(Stored data entries)
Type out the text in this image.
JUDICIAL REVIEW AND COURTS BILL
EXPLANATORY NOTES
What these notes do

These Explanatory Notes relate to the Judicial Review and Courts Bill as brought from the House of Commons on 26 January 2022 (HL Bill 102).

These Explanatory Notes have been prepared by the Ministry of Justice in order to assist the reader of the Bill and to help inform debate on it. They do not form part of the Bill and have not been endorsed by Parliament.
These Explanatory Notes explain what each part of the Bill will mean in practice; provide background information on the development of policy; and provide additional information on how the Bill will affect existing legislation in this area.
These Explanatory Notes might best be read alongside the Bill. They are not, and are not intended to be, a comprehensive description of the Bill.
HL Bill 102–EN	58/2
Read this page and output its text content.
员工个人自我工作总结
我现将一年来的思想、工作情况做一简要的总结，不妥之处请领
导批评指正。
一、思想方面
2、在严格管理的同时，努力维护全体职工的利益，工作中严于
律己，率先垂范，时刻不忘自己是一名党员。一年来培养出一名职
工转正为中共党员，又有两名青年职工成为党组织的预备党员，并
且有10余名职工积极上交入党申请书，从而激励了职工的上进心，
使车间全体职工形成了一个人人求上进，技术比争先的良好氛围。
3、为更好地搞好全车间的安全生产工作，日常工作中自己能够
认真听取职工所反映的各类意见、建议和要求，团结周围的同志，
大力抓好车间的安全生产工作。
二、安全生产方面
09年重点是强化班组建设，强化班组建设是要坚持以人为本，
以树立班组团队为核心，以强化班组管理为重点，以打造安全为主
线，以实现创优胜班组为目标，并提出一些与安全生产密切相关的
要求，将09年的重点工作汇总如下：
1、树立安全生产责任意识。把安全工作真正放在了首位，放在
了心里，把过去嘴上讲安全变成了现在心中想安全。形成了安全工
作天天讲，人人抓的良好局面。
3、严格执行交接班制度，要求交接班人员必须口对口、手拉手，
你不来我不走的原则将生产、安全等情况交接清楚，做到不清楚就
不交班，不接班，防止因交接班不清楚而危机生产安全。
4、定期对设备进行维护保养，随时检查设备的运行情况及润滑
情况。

#### What is being asked:
Return each line of the records above exactly as it reads.

#### Response:
Type out the text in this image.
JUDICIAL REVIEW AND COURTS BILL
EXPLANATORY NOTES
What these notes do

These Explanatory Notes relate to the Judicial Review and Courts Bill as brought from the House of Commons on 26 January 2022 (HL Bill 102).

These Explanatory Notes have been prepared by the Ministry of Justice in order to assist the reader of the Bill and to help inform debate on it. They do not form part of the Bill and have not been endorsed by Parliament.
These Explanatory Notes explain what each part of the Bill will mean in practice; provide background information on the development of policy; and provide additional information on how the Bill will affect existing legislation in this area.
These Explanatory Notes might best be read alongside the Bill. They are not, and are not intended to be, a comprehensive description of the Bill.
HL Bill 102–EN	58/2
Read this page and output its text content.
员工个人自我工作总结
我现将一年来的思想、工作情况做一简要的总结，不妥之处请领
导批评指正。
一、思想方面
2、在严格管理的同时，努力维护全体职工的利益，工作中严于
律己，率先垂范，时刻不忘自己是一名党员。一年来培养出一名职
工转正为中共党员，又有两名青年职工成为党组织的预备党员，并
且有10余名职工积极上交入党申请书，从而激励了职工的上进心，
使车间全体职工形成了一个人人求上进，技术比争先的良好氛围。
3、为更好地搞好全车间的安全生产工作，日常工作中自己能够
认真听取职工所反映的各类意见、建议和要求，团结周围的同志，
大力抓好车间的安全生产工作。
二、安全生产方面
09年重点是强化班组建设，强化班组建设是要坚持以人为本，
以树立班组团队为核心，以强化班组管理为重点，以打造安全为主
线，以实现创优胜班组为目标，并提出一些与安全生产密切相关的
要求，将09年的重点工作汇总如下：
1、树立安全生产责任意识。把安全工作真正放在了首位，放在
了心里，把过去嘴上讲安全变成了现在心中想安全。形成了安全工
作天天讲，人人抓的良好局面。
3、严格执行交接班制度，要求交接班人员必须口对口、手拉手，
你不来我不走的原则将生产、安全等情况交接清楚，做到不清楚就
不交班，不接班，防止因交接班不清楚而危机生产安全。
4、定期对设备进行维护保养，随时检查设备的运行情况及润滑
情况。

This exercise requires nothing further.